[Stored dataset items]
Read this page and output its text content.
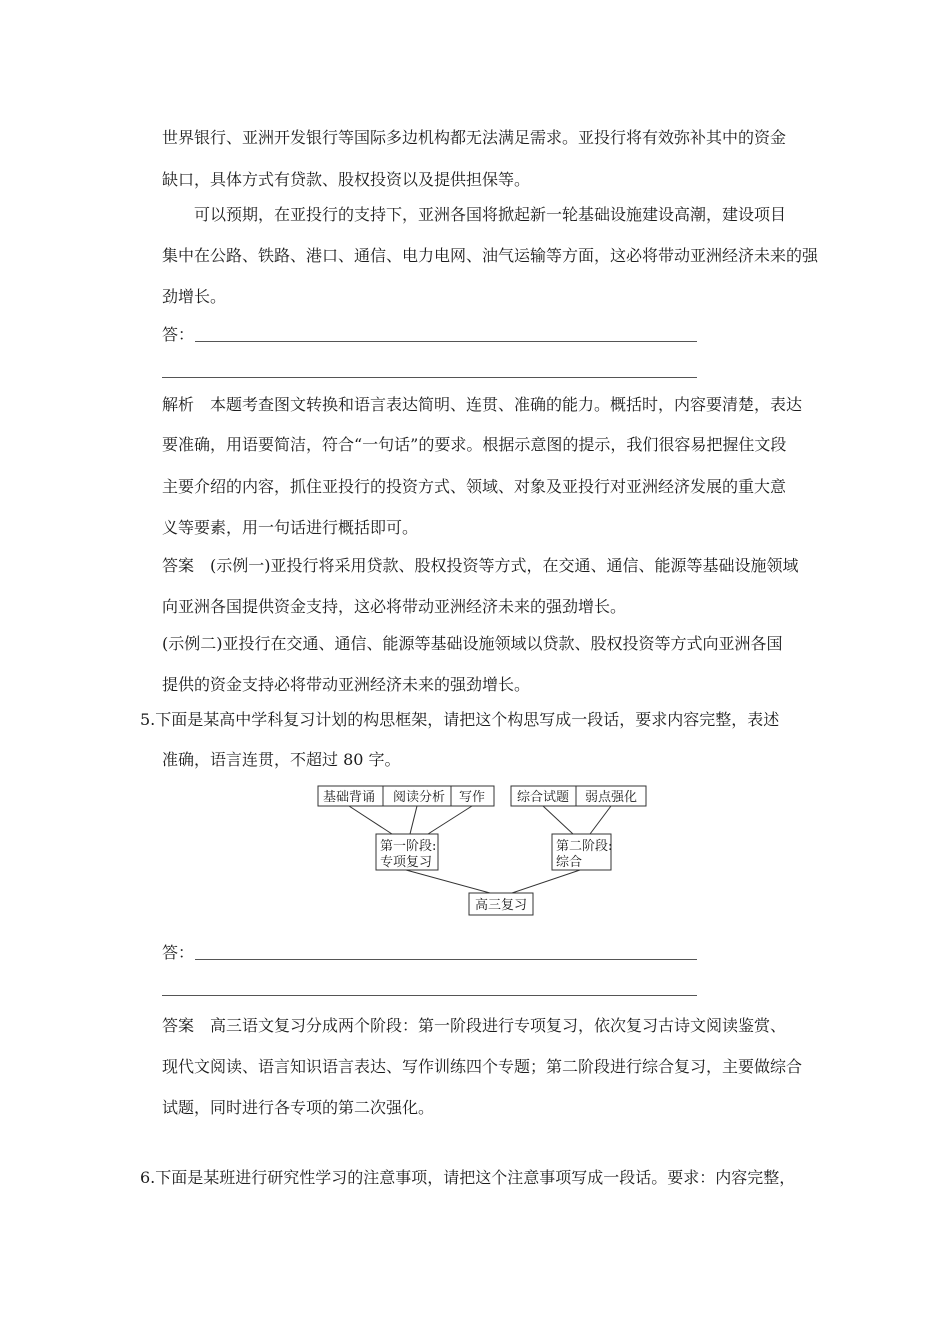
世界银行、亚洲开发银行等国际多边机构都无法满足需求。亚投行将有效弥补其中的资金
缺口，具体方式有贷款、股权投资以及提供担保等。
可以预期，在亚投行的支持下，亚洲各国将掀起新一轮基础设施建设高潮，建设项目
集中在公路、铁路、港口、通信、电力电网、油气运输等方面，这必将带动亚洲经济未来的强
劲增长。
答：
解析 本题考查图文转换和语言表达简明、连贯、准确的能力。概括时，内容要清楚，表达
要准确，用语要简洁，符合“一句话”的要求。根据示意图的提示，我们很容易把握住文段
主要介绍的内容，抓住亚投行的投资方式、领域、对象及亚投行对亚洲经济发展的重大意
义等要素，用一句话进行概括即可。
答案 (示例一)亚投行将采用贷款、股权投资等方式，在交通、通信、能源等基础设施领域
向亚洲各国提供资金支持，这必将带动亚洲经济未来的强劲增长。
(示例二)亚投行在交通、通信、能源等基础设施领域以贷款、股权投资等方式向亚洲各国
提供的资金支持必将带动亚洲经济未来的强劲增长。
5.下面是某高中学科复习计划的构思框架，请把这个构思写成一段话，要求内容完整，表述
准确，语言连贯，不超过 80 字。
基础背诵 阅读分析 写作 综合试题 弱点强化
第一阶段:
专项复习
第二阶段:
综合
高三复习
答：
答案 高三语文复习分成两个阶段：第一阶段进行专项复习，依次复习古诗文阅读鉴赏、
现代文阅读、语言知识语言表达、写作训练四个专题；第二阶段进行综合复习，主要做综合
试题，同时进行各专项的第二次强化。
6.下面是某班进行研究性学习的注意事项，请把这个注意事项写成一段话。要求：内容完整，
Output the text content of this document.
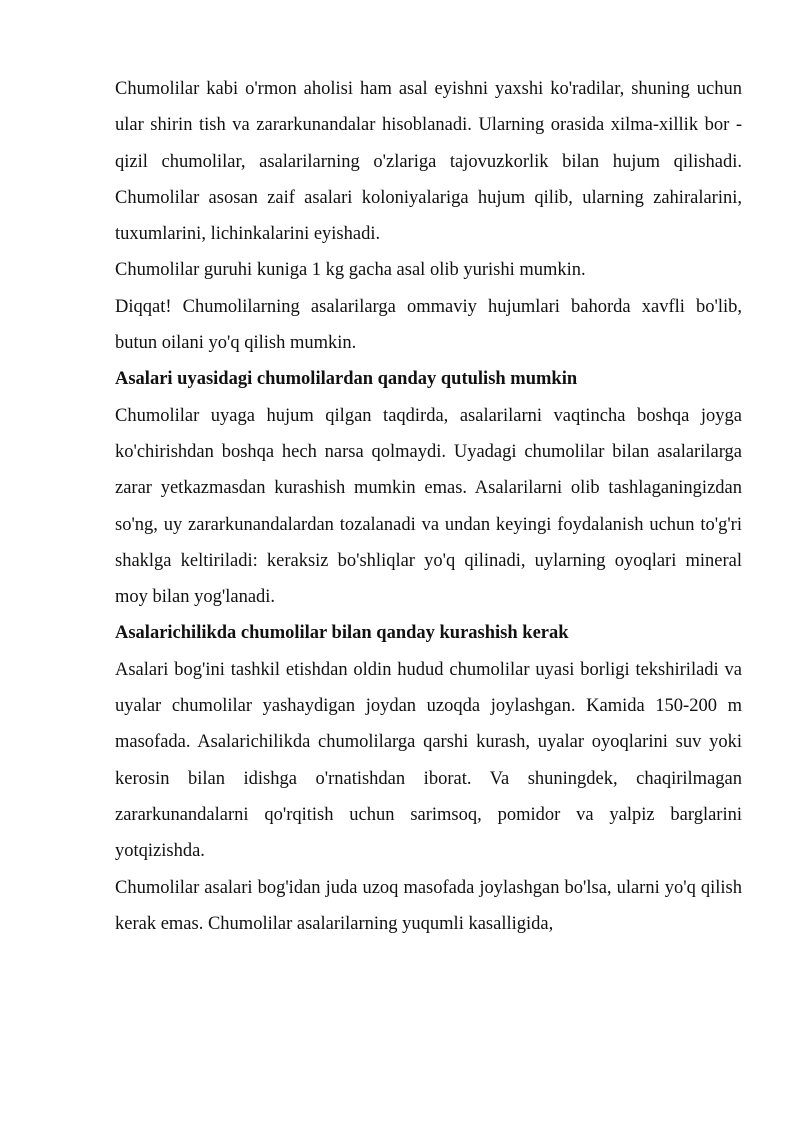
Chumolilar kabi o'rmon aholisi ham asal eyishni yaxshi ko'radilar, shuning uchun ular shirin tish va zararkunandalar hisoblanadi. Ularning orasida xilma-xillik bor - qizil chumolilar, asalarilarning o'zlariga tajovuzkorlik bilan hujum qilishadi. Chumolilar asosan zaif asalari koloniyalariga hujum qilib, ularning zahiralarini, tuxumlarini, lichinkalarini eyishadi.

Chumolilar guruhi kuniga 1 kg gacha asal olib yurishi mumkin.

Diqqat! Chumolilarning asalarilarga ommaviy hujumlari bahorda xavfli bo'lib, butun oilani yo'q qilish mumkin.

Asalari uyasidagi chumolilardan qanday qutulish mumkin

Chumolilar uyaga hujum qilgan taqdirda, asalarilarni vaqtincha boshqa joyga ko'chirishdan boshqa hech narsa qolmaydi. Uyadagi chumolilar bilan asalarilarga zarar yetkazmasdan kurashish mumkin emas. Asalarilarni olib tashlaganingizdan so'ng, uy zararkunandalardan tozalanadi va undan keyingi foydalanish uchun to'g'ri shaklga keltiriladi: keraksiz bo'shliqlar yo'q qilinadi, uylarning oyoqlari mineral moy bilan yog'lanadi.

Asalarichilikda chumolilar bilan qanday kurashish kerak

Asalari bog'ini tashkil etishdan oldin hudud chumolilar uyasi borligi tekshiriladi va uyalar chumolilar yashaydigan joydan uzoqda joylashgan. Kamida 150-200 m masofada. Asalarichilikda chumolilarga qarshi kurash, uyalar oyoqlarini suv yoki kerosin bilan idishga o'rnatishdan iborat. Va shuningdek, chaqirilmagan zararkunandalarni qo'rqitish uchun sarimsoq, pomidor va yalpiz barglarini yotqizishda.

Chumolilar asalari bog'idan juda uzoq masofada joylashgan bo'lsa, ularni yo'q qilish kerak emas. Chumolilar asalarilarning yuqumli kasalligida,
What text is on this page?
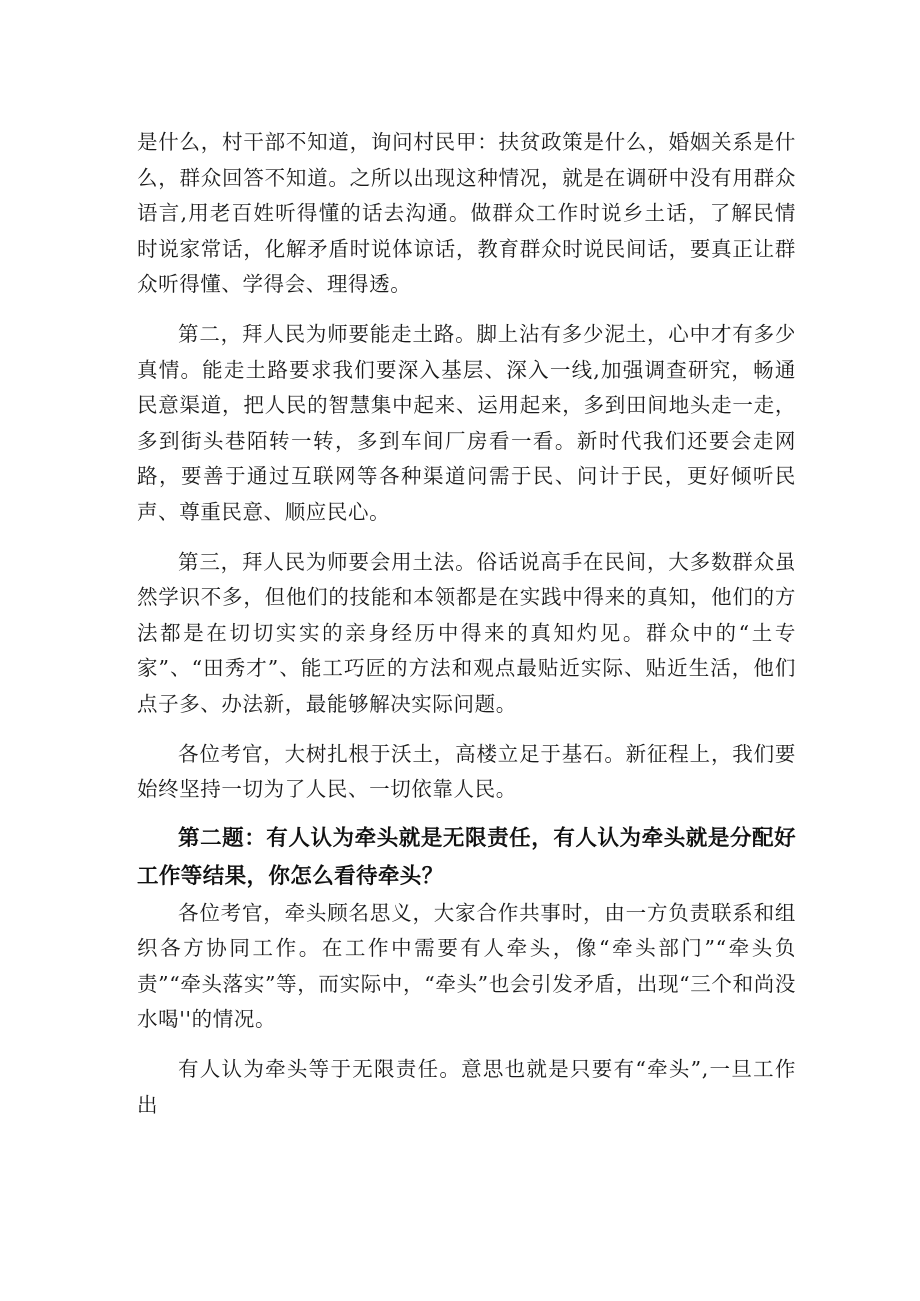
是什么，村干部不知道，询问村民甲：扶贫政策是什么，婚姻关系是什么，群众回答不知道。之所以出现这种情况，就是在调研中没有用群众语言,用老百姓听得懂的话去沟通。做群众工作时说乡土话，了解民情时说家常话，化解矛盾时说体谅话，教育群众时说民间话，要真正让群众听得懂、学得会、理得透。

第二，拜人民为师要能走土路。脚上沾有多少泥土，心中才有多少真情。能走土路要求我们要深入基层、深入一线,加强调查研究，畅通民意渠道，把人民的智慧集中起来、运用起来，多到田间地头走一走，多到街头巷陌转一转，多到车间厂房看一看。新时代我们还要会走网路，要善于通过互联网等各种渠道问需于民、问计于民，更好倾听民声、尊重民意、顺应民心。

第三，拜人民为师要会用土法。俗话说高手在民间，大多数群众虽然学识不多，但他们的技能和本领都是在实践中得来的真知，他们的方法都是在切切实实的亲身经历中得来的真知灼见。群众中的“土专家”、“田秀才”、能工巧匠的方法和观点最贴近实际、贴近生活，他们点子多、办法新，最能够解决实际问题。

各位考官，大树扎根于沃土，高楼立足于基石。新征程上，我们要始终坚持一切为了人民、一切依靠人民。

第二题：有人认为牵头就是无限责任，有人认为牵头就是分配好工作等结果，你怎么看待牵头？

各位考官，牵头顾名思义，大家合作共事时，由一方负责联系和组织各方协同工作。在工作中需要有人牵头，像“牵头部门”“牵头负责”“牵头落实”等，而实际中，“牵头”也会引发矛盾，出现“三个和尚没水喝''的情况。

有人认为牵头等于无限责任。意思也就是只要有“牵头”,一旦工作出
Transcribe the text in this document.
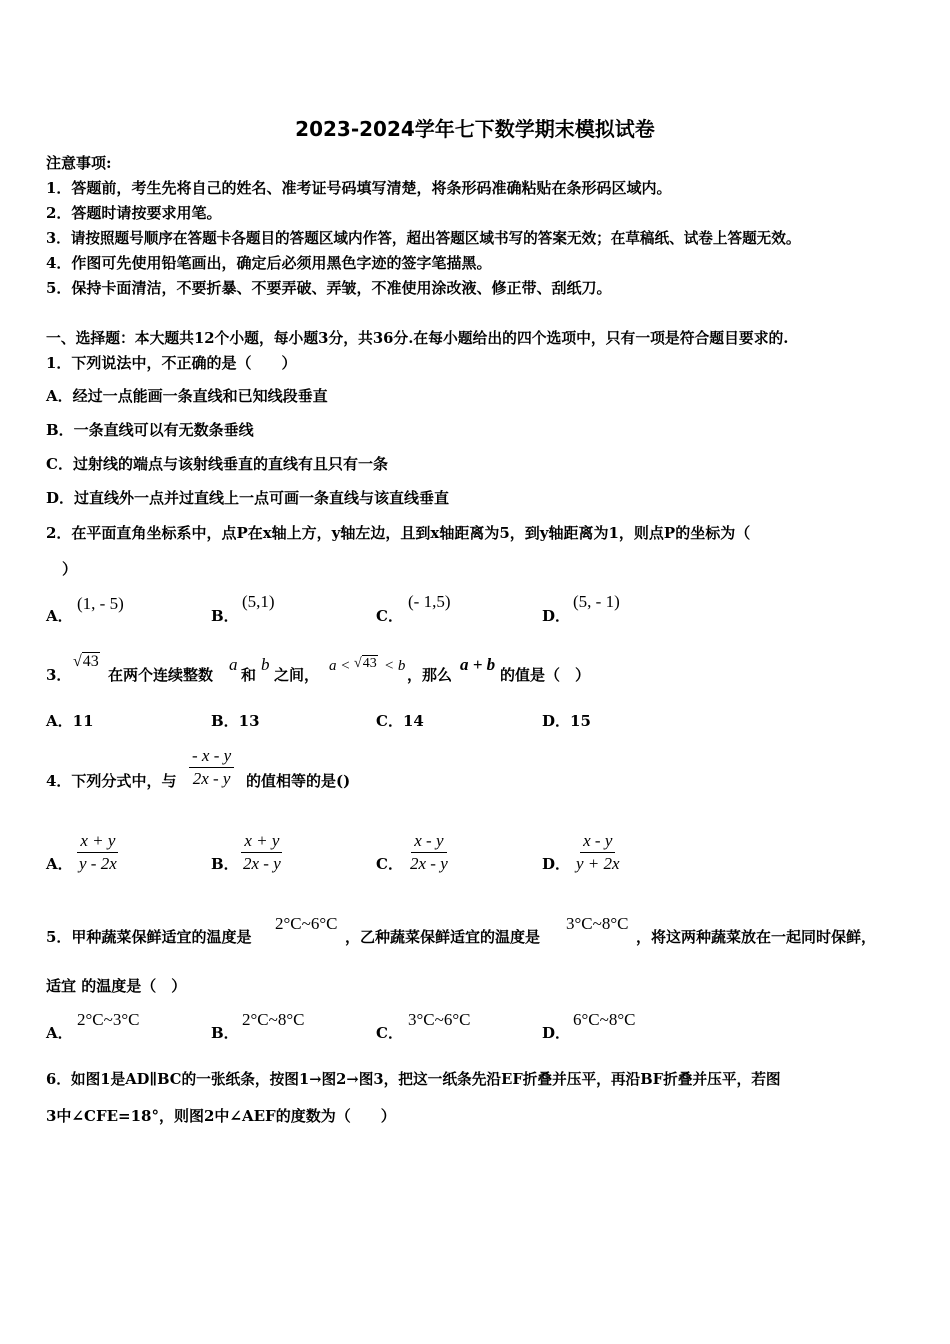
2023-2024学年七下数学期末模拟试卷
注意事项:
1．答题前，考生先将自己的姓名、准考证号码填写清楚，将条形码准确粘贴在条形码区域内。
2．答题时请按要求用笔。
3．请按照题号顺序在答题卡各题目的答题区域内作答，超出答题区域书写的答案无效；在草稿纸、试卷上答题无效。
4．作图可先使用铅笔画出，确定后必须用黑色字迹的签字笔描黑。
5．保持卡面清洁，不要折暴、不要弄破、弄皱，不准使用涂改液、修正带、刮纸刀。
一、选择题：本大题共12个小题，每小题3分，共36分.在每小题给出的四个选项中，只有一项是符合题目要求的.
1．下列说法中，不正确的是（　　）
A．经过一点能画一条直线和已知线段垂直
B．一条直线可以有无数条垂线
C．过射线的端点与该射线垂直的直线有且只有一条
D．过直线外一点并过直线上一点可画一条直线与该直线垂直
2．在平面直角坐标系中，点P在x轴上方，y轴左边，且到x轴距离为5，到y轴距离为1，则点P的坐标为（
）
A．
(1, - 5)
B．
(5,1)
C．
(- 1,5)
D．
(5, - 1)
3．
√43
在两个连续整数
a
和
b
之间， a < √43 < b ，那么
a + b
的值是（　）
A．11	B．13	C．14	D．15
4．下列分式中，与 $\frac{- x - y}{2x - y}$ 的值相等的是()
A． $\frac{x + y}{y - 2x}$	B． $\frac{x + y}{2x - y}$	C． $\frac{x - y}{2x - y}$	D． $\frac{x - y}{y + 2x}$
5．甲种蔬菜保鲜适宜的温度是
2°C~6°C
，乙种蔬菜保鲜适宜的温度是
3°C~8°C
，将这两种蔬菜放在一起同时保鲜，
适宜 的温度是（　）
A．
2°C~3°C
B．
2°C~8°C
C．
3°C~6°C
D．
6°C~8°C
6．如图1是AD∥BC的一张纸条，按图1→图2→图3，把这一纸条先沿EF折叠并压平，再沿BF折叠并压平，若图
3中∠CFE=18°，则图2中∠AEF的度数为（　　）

◆ **WRITTEN TASK**: Make an exact copy of the whole listing, but don't bring over any pictures.

◆ **EXERCISE RESPONSE**:
Read this page and output its text content.
世界银行、亚洲开发银行等国际多边机构都无法满足需求。亚投行将有效弥补其中的资金
缺口，具体方式有贷款、股权投资以及提供担保等。
可以预期，在亚投行的支持下，亚洲各国将掀起新一轮基础设施建设高潮，建设项目
集中在公路、铁路、港口、通信、电力电网、油气运输等方面，这必将带动亚洲经济未来的强
劲增长。
答：
解析 本题考查图文转换和语言表达简明、连贯、准确的能力。概括时，内容要清楚，表达
要准确，用语要简洁，符合“一句话”的要求。根据示意图的提示，我们很容易把握住文段
主要介绍的内容，抓住亚投行的投资方式、领域、对象及亚投行对亚洲经济发展的重大意
义等要素，用一句话进行概括即可。
答案 (示例一)亚投行将采用贷款、股权投资等方式，在交通、通信、能源等基础设施领域
向亚洲各国提供资金支持，这必将带动亚洲经济未来的强劲增长。
(示例二)亚投行在交通、通信、能源等基础设施领域以贷款、股权投资等方式向亚洲各国
提供的资金支持必将带动亚洲经济未来的强劲增长。
5.下面是某高中学科复习计划的构思框架，请把这个构思写成一段话，要求内容完整，表述
准确，语言连贯，不超过 80 字。
基础背诵 阅读分析 写作 综合试题 弱点强化
第一阶段:
专项复习
第二阶段:
综合
高三复习
答：
答案 高三语文复习分成两个阶段：第一阶段进行专项复习，依次复习古诗文阅读鉴赏、
现代文阅读、语言知识语言表达、写作训练四个专题；第二阶段进行综合复习，主要做综合
试题，同时进行各专项的第二次强化。
6.下面是某班进行研究性学习的注意事项，请把这个注意事项写成一段话。要求：内容完整，
Output the text content of this document.
Chumolilar kabi o'rmon aholisi ham asal eyishni yaxshi ko'radilar, shuning uchun ular shirin tish va zararkunandalar hisoblanadi. Ularning orasida xilma-xillik bor - qizil chumolilar, asalarilarning o'zlariga tajovuzkorlik bilan hujum qilishadi. Chumolilar asosan zaif asalari koloniyalariga hujum qilib, ularning zahiralarini, tuxumlarini, lichinkalarini eyishadi.

Chumolilar guruhi kuniga 1 kg gacha asal olib yurishi mumkin.

Diqqat! Chumolilarning asalarilarga ommaviy hujumlari bahorda xavfli bo'lib, butun oilani yo'q qilish mumkin.

Asalari uyasidagi chumolilardan qanday qutulish mumkin

Chumolilar uyaga hujum qilgan taqdirda, asalarilarni vaqtincha boshqa joyga ko'chirishdan boshqa hech narsa qolmaydi. Uyadagi chumolilar bilan asalarilarga zarar yetkazmasdan kurashish mumkin emas. Asalarilarni olib tashlaganingizdan so'ng, uy zararkunandalardan tozalanadi va undan keyingi foydalanish uchun to'g'ri shaklga keltiriladi: keraksiz bo'shliqlar yo'q qilinadi, uylarning oyoqlari mineral moy bilan yog'lanadi.

Asalarichilikda chumolilar bilan qanday kurashish kerak

Asalari bog'ini tashkil etishdan oldin hudud chumolilar uyasi borligi tekshiriladi va uyalar chumolilar yashaydigan joydan uzoqda joylashgan. Kamida 150-200 m masofada. Asalarichilikda chumolilarga qarshi kurash, uyalar oyoqlarini suv yoki kerosin bilan idishga o'rnatishdan iborat. Va shuningdek, chaqirilmagan zararkunandalarni qo'rqitish uchun sarimsoq, pomidor va yalpiz barglarini yotqizishda.

Chumolilar asalari bog'idan juda uzoq masofada joylashgan bo'lsa, ularni yo'q qilish kerak emas. Chumolilar asalarilarning yuqumli kasalligida,
What text is on this page?
是什么，村干部不知道，询问村民甲：扶贫政策是什么，婚姻关系是什么，群众回答不知道。之所以出现这种情况，就是在调研中没有用群众语言,用老百姓听得懂的话去沟通。做群众工作时说乡土话，了解民情时说家常话，化解矛盾时说体谅话，教育群众时说民间话，要真正让群众听得懂、学得会、理得透。

第二，拜人民为师要能走土路。脚上沾有多少泥土，心中才有多少真情。能走土路要求我们要深入基层、深入一线,加强调查研究，畅通民意渠道，把人民的智慧集中起来、运用起来，多到田间地头走一走，多到街头巷陌转一转，多到车间厂房看一看。新时代我们还要会走网路，要善于通过互联网等各种渠道问需于民、问计于民，更好倾听民声、尊重民意、顺应民心。

第三，拜人民为师要会用土法。俗话说高手在民间，大多数群众虽然学识不多，但他们的技能和本领都是在实践中得来的真知，他们的方法都是在切切实实的亲身经历中得来的真知灼见。群众中的“土专家”、“田秀才”、能工巧匠的方法和观点最贴近实际、贴近生活，他们点子多、办法新，最能够解决实际问题。

各位考官，大树扎根于沃土，高楼立足于基石。新征程上，我们要始终坚持一切为了人民、一切依靠人民。

第二题：有人认为牵头就是无限责任，有人认为牵头就是分配好工作等结果，你怎么看待牵头？

各位考官，牵头顾名思义，大家合作共事时，由一方负责联系和组织各方协同工作。在工作中需要有人牵头，像“牵头部门”“牵头负责”“牵头落实”等，而实际中，“牵头”也会引发矛盾，出现“三个和尚没水喝''的情况。

有人认为牵头等于无限责任。意思也就是只要有“牵头”,一旦工作出
Transcribe the text in this document.
2023-2024学年七下数学期末模拟试卷
注意事项:
1．答题前，考生先将自己的姓名、准考证号码填写清楚，将条形码准确粘贴在条形码区域内。
2．答题时请按要求用笔。
3．请按照题号顺序在答题卡各题目的答题区域内作答，超出答题区域书写的答案无效；在草稿纸、试卷上答题无效。
4．作图可先使用铅笔画出，确定后必须用黑色字迹的签字笔描黑。
5．保持卡面清洁，不要折暴、不要弄破、弄皱，不准使用涂改液、修正带、刮纸刀。
一、选择题：本大题共12个小题，每小题3分，共36分.在每小题给出的四个选项中，只有一项是符合题目要求的.
1．下列说法中，不正确的是（　　）
A．经过一点能画一条直线和已知线段垂直
B．一条直线可以有无数条垂线
C．过射线的端点与该射线垂直的直线有且只有一条
D．过直线外一点并过直线上一点可画一条直线与该直线垂直
2．在平面直角坐标系中，点P在x轴上方，y轴左边，且到x轴距离为5，到y轴距离为1，则点P的坐标为（
）
A．
(1, - 5)
B．
(5,1)
C．
(- 1,5)
D．
(5, - 1)
3．
√43
在两个连续整数
a
和
b
之间， a < √43 < b ，那么
a + b
的值是（　）
A．11	B．13	C．14	D．15
4．下列分式中，与 $\frac{- x - y}{2x - y}$ 的值相等的是()
A． $\frac{x + y}{y - 2x}$	B． $\frac{x + y}{2x - y}$	C． $\frac{x - y}{2x - y}$	D． $\frac{x - y}{y + 2x}$
5．甲种蔬菜保鲜适宜的温度是
2°C~6°C
，乙种蔬菜保鲜适宜的温度是
3°C~8°C
，将这两种蔬菜放在一起同时保鲜，
适宜 的温度是（　）
A．
2°C~3°C
B．
2°C~8°C
C．
3°C~6°C
D．
6°C~8°C
6．如图1是AD∥BC的一张纸条，按图1→图2→图3，把这一纸条先沿EF折叠并压平，再沿BF折叠并压平，若图
3中∠CFE=18°，则图2中∠AEF的度数为（　　）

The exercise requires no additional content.